Sadly, I didn't get to see Brad (my cell phone battery died before I got to try to call him back), but I did manage to meet Charles Brown (an LBO-talk subscriber whom I've known since the now-defunct Spoon Collective Marxism lists) in person for the first time. Cool!
As for the turnout, I'd say that the police officer quoted by Manny Fernandez and David Nakamura in their Washington Post article is accurate: "Million Worker March in the Washington Post" (October 18, 2004, <http://mailman.lbo-talk.org/pipermail/lbo-talk/Week-of-Mon-20041018/023530.html>). It was in the same league as the first anti-war march on D.C. after the 9/11 terrorist attacks. The anti-war movement's loss of political independence and acquiescence to the hegemony of the pro-war Democratic Party is a political disaster of historic proportions (the impact of which on anti-war activists has been as stupefying as the 9/11 terrorist attacks), and we have to do all we can to recover from demobilization and depoliticization caused by it as soon as possible. The Million Worker March was an important step in our recovery. The next important steps are nationwide anti-war mobilizations on September 3, 2004 (called by United for Peace and Justice among others), the inauguration protest on January 20, 2005 (called by International ANSWER), and March 20, 2005 (in the works) among other things.
Doug asks if the Million Worker March was still a success, considering the turnout, but I already answered that question a month ago, before my partner and I organized a bus to the march: "In my view, 10,000 Black and Black-led rank-and-file labor activists organizing on their own initiative are more worth knowing and supporting than 500,000 random whites" ("Learn Why We Need a Million Worker March," September 17, 2004, <http://mailman.lbo-talk.org/pipermail/lbo-talk/Week-of-Mon-20040913/020607.html>). As I expected, the march's participants were proportionally far more working-class and Black -- many of them active in their unions -- than previous national anti-war marches called by ANSWER and UfPJ.

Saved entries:

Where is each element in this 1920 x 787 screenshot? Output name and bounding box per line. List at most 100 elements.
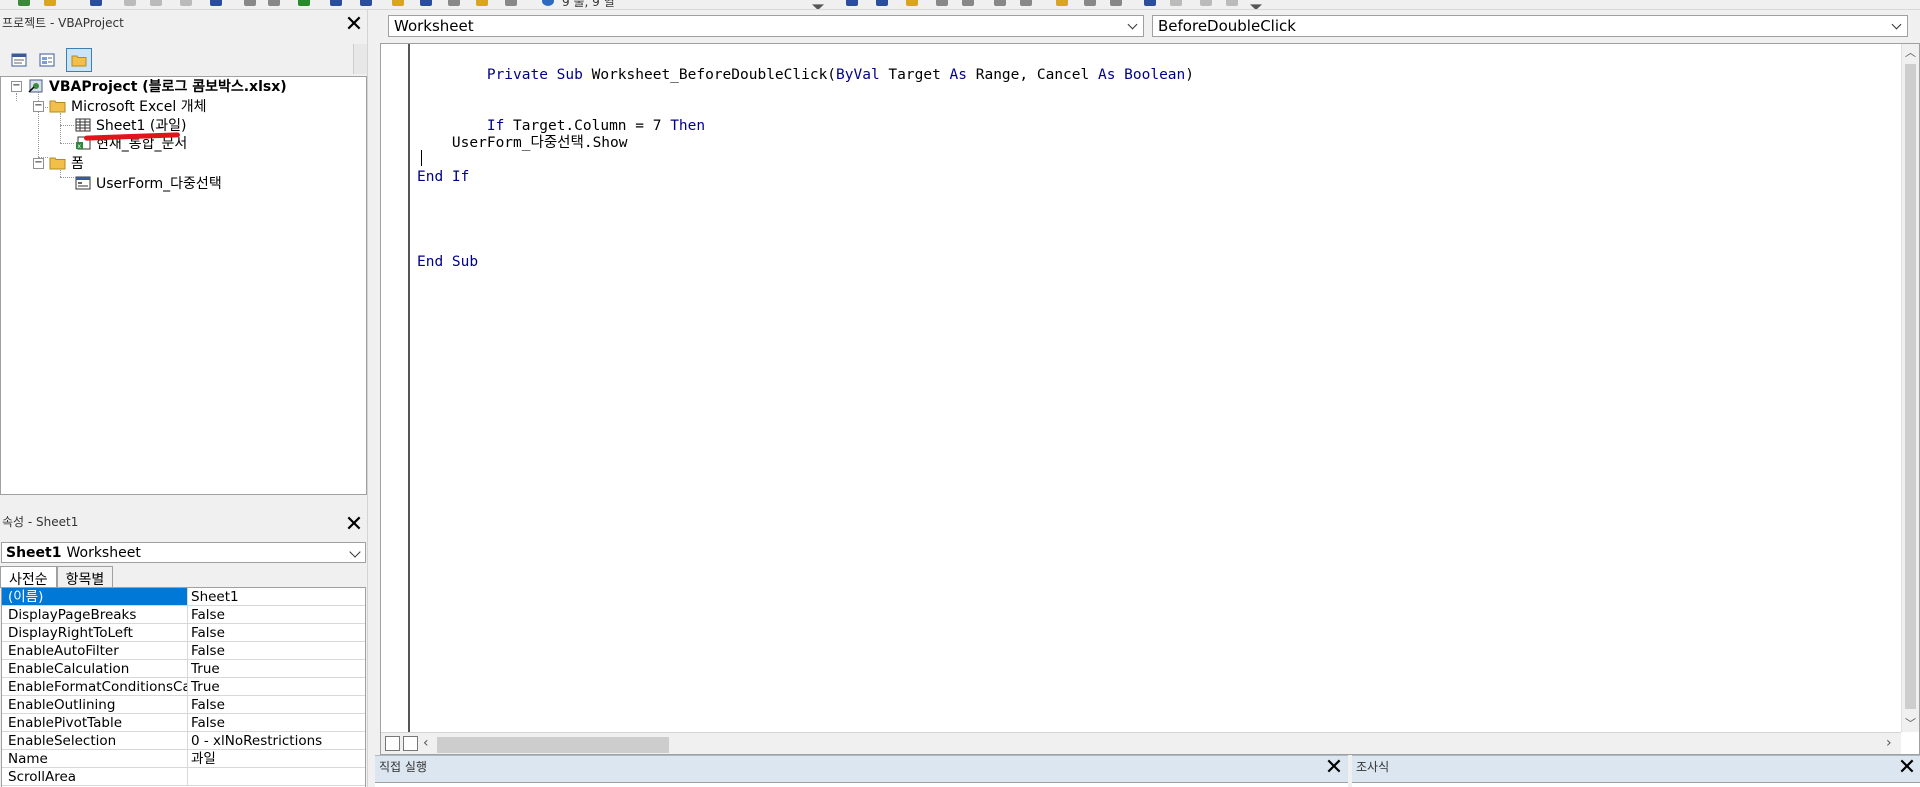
chevron-down-icon[interactable] (1891, 19, 1902, 30)
comment-block-icon[interactable] (936, 0, 948, 6)
prop-value[interactable]: False (188, 714, 365, 731)
margin-indicator-bar[interactable] (381, 44, 410, 732)
properties-icon[interactable] (448, 0, 460, 6)
code-line-end-sub[interactable]: End Sub (417, 254, 478, 271)
run-icon[interactable] (298, 0, 310, 6)
prop-value[interactable]: 과일 (188, 750, 365, 767)
tree-item-forms[interactable]: − 폼 (33, 153, 84, 173)
design-mode-icon[interactable] (392, 0, 404, 6)
next-bookmark-icon[interactable] (1020, 0, 1032, 6)
watch-pane-close-icon[interactable]: ✕ (1896, 757, 1918, 779)
scroll-thumb[interactable] (1905, 64, 1916, 709)
tree-item-vbaproject[interactable]: − VBAProject (블로그 콤보박스.xlsx) (11, 76, 287, 96)
view-object-button[interactable] (34, 48, 60, 72)
prop-value[interactable]: Sheet1 (188, 588, 365, 605)
reset-icon[interactable] (360, 0, 372, 6)
watch-pane[interactable]: 조사식 ✕ (1352, 755, 1920, 787)
collapse-icon[interactable]: − (33, 157, 44, 169)
procedure-view-icon[interactable] (385, 736, 400, 751)
prop-value[interactable]: False (188, 624, 365, 641)
tree-item-excel-objects[interactable]: − Microsoft Excel 개체 (33, 96, 206, 116)
excel-view-icon[interactable] (18, 0, 30, 6)
bookmark-icon[interactable] (994, 0, 1006, 6)
list-constants-icon[interactable] (1084, 0, 1096, 6)
object-combo[interactable]: Worksheet (388, 15, 1144, 37)
toolbox-icon[interactable] (505, 0, 517, 6)
prop-row[interactable]: EnableSelection 0 - xlNoRestrictions (2, 732, 365, 750)
project-explorer-icon[interactable] (420, 0, 432, 6)
scroll-up-icon[interactable]: ︿ (1902, 44, 1919, 61)
code-text[interactable]: Private Sub Worksheet_BeforeDoubleClick(… (417, 50, 1194, 270)
immediate-pane[interactable]: 직접 실행 ✕ (375, 755, 1348, 787)
vertical-scrollbar[interactable]: ︿ ﹀ (1901, 44, 1919, 732)
procedure-combo[interactable]: BeforeDoubleClick (1152, 15, 1908, 37)
redo-icon[interactable] (268, 0, 280, 6)
scroll-right-icon[interactable]: › (1886, 735, 1892, 751)
prop-row[interactable]: ScrollArea (2, 768, 365, 786)
code-line-show[interactable]: UserForm_다중선택.Show (417, 135, 628, 152)
prop-value[interactable]: False (188, 606, 365, 623)
save-icon[interactable] (90, 0, 102, 6)
view-code-button[interactable] (6, 48, 32, 72)
collapse-icon[interactable]: − (11, 80, 22, 92)
break-icon[interactable] (330, 0, 342, 6)
code-line-sub[interactable]: Private Sub Worksheet_BeforeDoubleClick(… (417, 50, 1194, 101)
toggle-folders-button[interactable] (66, 48, 92, 72)
undo-icon[interactable] (244, 0, 256, 6)
indent-icon[interactable] (846, 0, 858, 6)
project-pane-close-icon[interactable]: ✕ (343, 14, 365, 36)
tab-alphabetic[interactable]: 사전순 (0, 566, 57, 588)
insert-icon[interactable] (44, 0, 56, 6)
horizontal-scroll-thumb[interactable] (437, 737, 669, 753)
toolbar-chevron-icon[interactable] (812, 4, 824, 9)
prop-value[interactable] (188, 768, 365, 785)
prop-value[interactable]: True (188, 660, 365, 677)
paste-icon[interactable] (180, 0, 192, 6)
toolbar-overflow-icon[interactable] (1250, 4, 1262, 9)
help-icon[interactable] (542, 0, 554, 6)
prop-row[interactable]: DisplayRightToLeft False (2, 624, 365, 642)
complete-word-icon[interactable] (1144, 0, 1156, 6)
uncomment-block-icon[interactable] (962, 0, 974, 6)
previous-bookmark-icon[interactable] (1226, 0, 1238, 6)
code-line-end-if[interactable]: End If (417, 169, 469, 186)
immediate-window[interactable] (375, 782, 1348, 787)
toggle-breakpoint-icon[interactable] (906, 0, 918, 6)
scroll-down-icon[interactable]: ﹀ (1902, 715, 1919, 732)
project-toolbar-scroll[interactable] (353, 44, 367, 74)
list-properties-icon[interactable] (1110, 0, 1122, 6)
immediate-pane-close-icon[interactable]: ✕ (1323, 757, 1345, 779)
quick-info-icon[interactable] (1056, 0, 1068, 6)
copy-icon[interactable] (150, 0, 162, 6)
chevron-down-icon[interactable] (1127, 19, 1138, 30)
object-selector[interactable]: Sheet1 Worksheet (1, 542, 366, 563)
properties-pane-close-icon[interactable]: ✕ (343, 514, 365, 536)
prop-row[interactable]: EnablePivotTable False (2, 714, 365, 732)
prop-value[interactable]: False (188, 696, 365, 713)
find-icon[interactable] (210, 0, 222, 6)
prop-value[interactable]: True (188, 678, 365, 695)
object-browser-icon[interactable] (476, 0, 488, 6)
prop-row[interactable]: EnableFormatConditionsCal True (2, 678, 365, 696)
prop-row[interactable]: EnableCalculation True (2, 660, 365, 678)
prop-row[interactable]: Name 과일 (2, 750, 365, 768)
prop-row[interactable]: DisplayPageBreaks False (2, 606, 365, 624)
watch-window[interactable] (1352, 782, 1920, 787)
chevron-down-icon[interactable] (349, 546, 361, 558)
prop-row[interactable]: (이름) Sheet1 (2, 588, 365, 606)
prop-value[interactable]: False (188, 642, 365, 659)
prop-row[interactable]: EnableOutlining False (2, 696, 365, 714)
outdent-icon[interactable] (876, 0, 888, 6)
cut-icon[interactable] (124, 0, 136, 6)
code-editor[interactable]: Private Sub Worksheet_BeforeDoubleClick(… (380, 43, 1920, 755)
scroll-left-icon[interactable]: ‹ (423, 735, 429, 751)
tree-item-userform[interactable]: UserForm_다중선택 (73, 173, 222, 193)
tree-connector (60, 177, 74, 178)
parameter-info-icon[interactable] (1170, 0, 1182, 6)
collapse-icon[interactable]: − (33, 100, 44, 112)
prop-row[interactable]: EnableAutoFilter False (2, 642, 365, 660)
full-module-view-icon[interactable] (403, 736, 418, 751)
clear-bookmarks-icon[interactable] (1200, 0, 1212, 6)
tab-categorized[interactable]: 항목별 (56, 566, 114, 588)
prop-value[interactable]: 0 - xlNoRestrictions (188, 732, 365, 749)
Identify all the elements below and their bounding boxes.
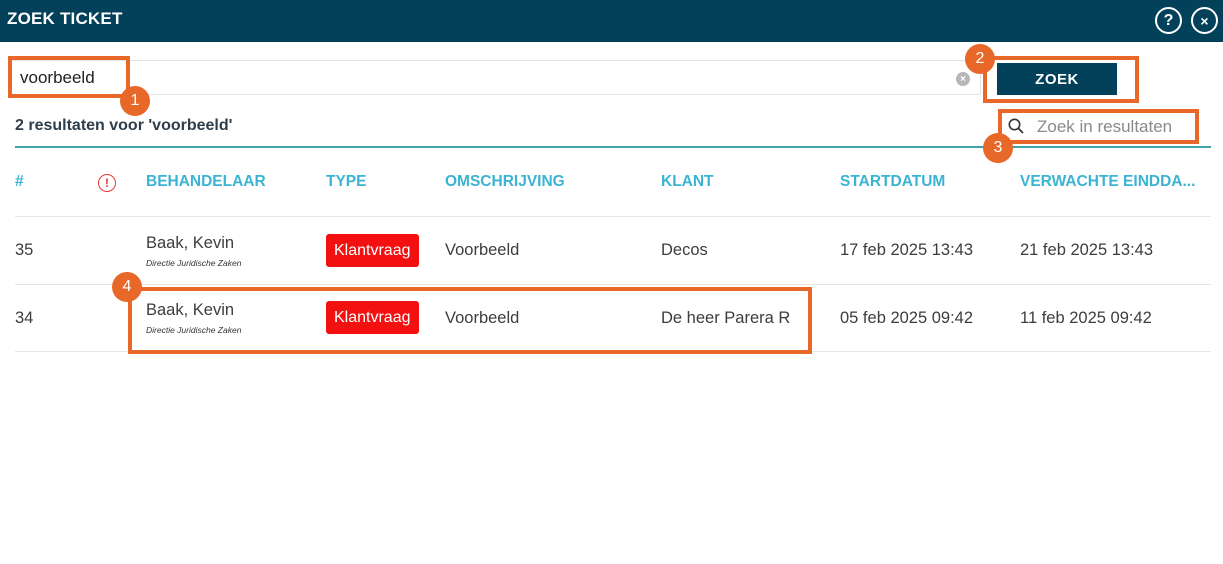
callout-box-4: [128, 287, 812, 354]
col-header-client[interactable]: KLANT: [661, 173, 714, 191]
cell-start: 05 feb 2025 09:42: [840, 309, 974, 327]
row-divider: [15, 284, 1211, 285]
title-bar: ZOEK TICKET ? ×: [0, 0, 1223, 42]
callout-box-3: [998, 109, 1199, 144]
help-icon[interactable]: ?: [1155, 7, 1182, 34]
callout-box-2: [983, 56, 1139, 103]
cell-due: 21 feb 2025 13:43: [1020, 241, 1154, 259]
col-header-type[interactable]: TYPE: [326, 173, 366, 191]
window-title: ZOEK TICKET: [7, 9, 123, 28]
col-header-handler[interactable]: BEHANDELAAR: [146, 173, 266, 191]
callout-number-1: 1: [120, 86, 150, 116]
col-header-start[interactable]: STARTDATUM: [840, 173, 945, 191]
callout-box-1: [8, 56, 130, 98]
callout-number-4: 4: [112, 272, 142, 302]
cell-due: 11 feb 2025 09:42: [1020, 309, 1152, 327]
cell-client: Decos: [661, 241, 708, 259]
cell-department: Directie Juridische Zaken: [146, 258, 242, 268]
col-header-due[interactable]: VERWACHTE EINDDA...: [1020, 173, 1195, 191]
cell-description: Voorbeeld: [445, 241, 520, 259]
search-field-container: ×: [11, 60, 981, 95]
cell-id: 34: [15, 309, 34, 327]
row-divider: [15, 216, 1211, 217]
header-divider: [15, 146, 1211, 148]
search-input[interactable]: [20, 65, 940, 91]
col-header-description[interactable]: OMSCHRIJVING: [445, 173, 565, 191]
cell-handler: Baak, Kevin: [146, 234, 235, 252]
result-count: 2 resultaten voor 'voorbeeld': [15, 117, 233, 134]
col-header-id[interactable]: #: [15, 173, 24, 191]
type-badge: Klantvraag: [326, 234, 419, 267]
cell-start: 17 feb 2025 13:43: [840, 241, 974, 259]
cell-id: 35: [15, 241, 34, 259]
callout-number-3: 3: [983, 133, 1013, 163]
callout-number-2: 2: [965, 44, 995, 74]
alert-icon[interactable]: !: [98, 174, 116, 192]
close-icon[interactable]: ×: [1191, 7, 1218, 34]
clear-search-icon[interactable]: ×: [956, 72, 970, 86]
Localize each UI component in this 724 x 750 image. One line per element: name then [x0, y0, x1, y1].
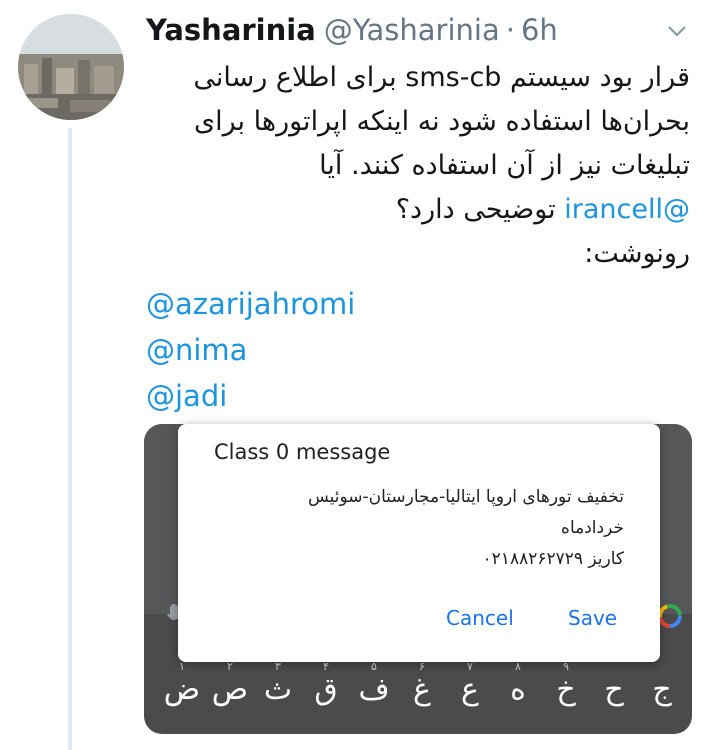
tweet-text-line: قرار بود سیستم sms-cb برای اطلاع رسانی: [193, 62, 690, 93]
keyboard-key: ث: [263, 672, 293, 707]
keyboard-key: ع: [461, 672, 479, 707]
mention-irancell[interactable]: @irancell: [564, 194, 690, 225]
tweet-text: قرار بود سیستم sms-cb برای اطلاع رسانی ب…: [146, 56, 690, 276]
dialog-message-line: تخفیف تورهای اروپا ایتالیا-مجارستان-سوئی…: [307, 487, 624, 507]
tweet-text-fragment: توضیحی دارد؟: [395, 194, 565, 225]
tweet-header: Yasharinia @Yasharinia · 6h: [146, 10, 558, 50]
dialog-title: Class 0 message: [214, 440, 391, 464]
google-icon: [656, 602, 684, 637]
mention-azarijahromi[interactable]: @azarijahromi: [146, 281, 355, 327]
keyboard-key: غ: [413, 672, 431, 707]
tweet-text-line-4: @irancell توضیحی دارد؟: [146, 188, 690, 232]
dialog-message: تخفیف تورهای اروپا ایتالیا-مجارستان-سوئی…: [198, 482, 624, 575]
display-name[interactable]: Yasharinia: [146, 13, 316, 47]
chevron-down-icon[interactable]: [664, 20, 690, 42]
keyboard-key: ص: [211, 672, 248, 707]
save-button[interactable]: Save: [568, 606, 617, 630]
dialog-message-line: خردادماه: [561, 518, 624, 538]
keyboard-key: ج: [652, 672, 672, 707]
avatar-cityscape-image: [18, 14, 124, 120]
tweet-text-line: بحران‌ها استفاده شود نه اینکه اپراتورها …: [193, 106, 690, 137]
avatar[interactable]: [18, 14, 124, 120]
keyboard-key: ض: [163, 672, 200, 707]
tweet-timestamp[interactable]: 6h: [521, 13, 558, 47]
separator-dot: ·: [505, 13, 515, 47]
keyboard-key: ف: [358, 672, 390, 707]
mention-list: @azarijahromi @nima @jadi: [146, 281, 355, 419]
tweet-text-line: رونوشت:: [584, 238, 690, 269]
user-handle[interactable]: @Yasharinia: [324, 13, 500, 47]
keyboard-key: ه: [510, 672, 526, 707]
mention-jadi[interactable]: @jadi: [146, 373, 355, 419]
tweet-text-line: تبلیغات نیز از آن استفاده کنند. آیا: [319, 150, 690, 181]
mention-nima[interactable]: @nima: [146, 327, 355, 373]
thread-line: [68, 128, 72, 750]
cancel-button[interactable]: Cancel: [446, 606, 514, 630]
dialog-message-line: کاریز ۰۲۱۸۸۲۶۲۷۲۹: [482, 549, 624, 569]
class0-message-dialog: Class 0 message تخفیف تورهای اروپا ایتال…: [178, 424, 660, 662]
keyboard-key: ق: [314, 672, 338, 707]
keyboard-key: ح: [604, 672, 624, 707]
keyboard-key: خ: [556, 672, 576, 707]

* _TASK A_: Reproduce the entire post about the Million Worker March word for word.
* _TASK B_: From the records, put the lines between the one containing "callout-box-4: [128, 287, 812, 354]" and the one containing "title-bar: ZOEK TICKET ? ×: [0, 0, 1223, 42]", inclusive, into a JSON list of strings with one string per line and no blank lines.

* _WRITTEN ANSWER A_:
Sadly, I didn't get to see Brad (my cell phone battery died before I got to try to call him back), but I did manage to meet Charles Brown (an LBO-talk subscriber whom I've known since the now-defunct Spoon Collective Marxism lists) in person for the first time. Cool!
As for the turnout, I'd say that the police officer quoted by Manny Fernandez and David Nakamura in their Washington Post article is accurate: "Million Worker March in the Washington Post" (October 18, 2004, <http://mailman.lbo-talk.org/pipermail/lbo-talk/Week-of-Mon-20041018/023530.html>). It was in the same league as the first anti-war march on D.C. after the 9/11 terrorist attacks. The anti-war movement's loss of political independence and acquiescence to the hegemony of the pro-war Democratic Party is a political disaster of historic proportions (the impact of which on anti-war activists has been as stupefying as the 9/11 terrorist attacks), and we have to do all we can to recover from demobilization and depoliticization caused by it as soon as possible. The Million Worker March was an important step in our recovery. The next important steps are nationwide anti-war mobilizations on September 3, 2004 (called by United for Peace and Justice among others), the inauguration protest on January 20, 2005 (called by International ANSWER), and March 20, 2005 (in the works) among other things.
Doug asks if the Million Worker March was still a success, considering the turnout, but I already answered that question a month ago, before my partner and I organized a bus to the march: "In my view, 10,000 Black and Black-led rank-and-file labor activists organizing on their own initiative are more worth knowing and supporting than 500,000 random whites" ("Learn Why We Need a Million Worker March," September 17, 2004, <http://mailman.lbo-talk.org/pipermail/lbo-talk/Week-of-Mon-20040913/020607.html>). As I expected, the march's participants were proportionally far more working-class and Black -- many of them active in their unions -- than previous national anti-war marches called by ANSWER and UfPJ.

* _WRITTEN ANSWER B_:
[
  "callout-box-4: [128, 287, 812, 354]",
  "col-header-client[interactable]: KLANT: [661, 173, 714, 191]",
  "cell-start: 05 feb 2025 09:42: [840, 309, 974, 327]",
  "row-divider: [15, 284, 1211, 285]",
  "title-bar: ZOEK TICKET ? ×: [0, 0, 1223, 42]"
]